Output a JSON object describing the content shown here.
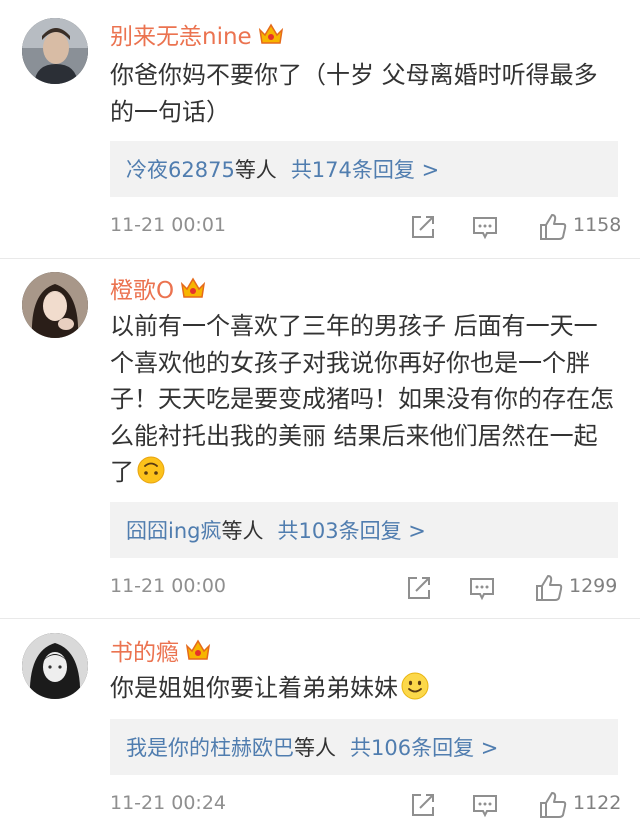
{
  "colors": {
    "username": "#eb7350",
    "reply_link": "#507daf",
    "reply_bg": "#f2f2f2",
    "meta": "#8f8f8f"
  },
  "comments": [
    {
      "user": "别来无恙nine",
      "badge_icon": "vip-crown-icon",
      "text": "你爸你妈不要你了（十岁 父母离婚时听得最多的一句话）",
      "reply_users": "冷夜62875",
      "reply_others": "等人",
      "reply_count": "共174条回复 >",
      "time": "11-21 00:01",
      "likes": "1158"
    },
    {
      "user": "橙歌O",
      "badge_icon": "vip-crown-icon",
      "text": "以前有一个喜欢了三年的男孩子 后面有一天一个喜欢他的女孩子对我说你再好你也是一个胖子！天天吃是要变成猪吗！如果没有你的存在怎么能衬托出我的美丽 结果后来他们居然在一起了",
      "emoji": "upside-down-face-emoji",
      "reply_users": "囧囧ing疯",
      "reply_others": "等人",
      "reply_count": "共103条回复 >",
      "time": "11-21 00:00",
      "likes": "1299"
    },
    {
      "user": "书的瘾",
      "badge_icon": "vip-crown-icon",
      "text": "你是姐姐你要让着弟弟妹妹",
      "emoji": "smile-face-emoji",
      "reply_users": "我是你的柱赫欧巴",
      "reply_others": "等人",
      "reply_count": "共106条回复 >",
      "time": "11-21 00:24",
      "likes": "1122"
    }
  ]
}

◇ ◇ ◇

GOAL: Collect the lines of the data that carry the word "emoji".

WRITTEN ANSWER:
      "emoji": "upside-down-face-emoji",
      "emoji": "smile-face-emoji",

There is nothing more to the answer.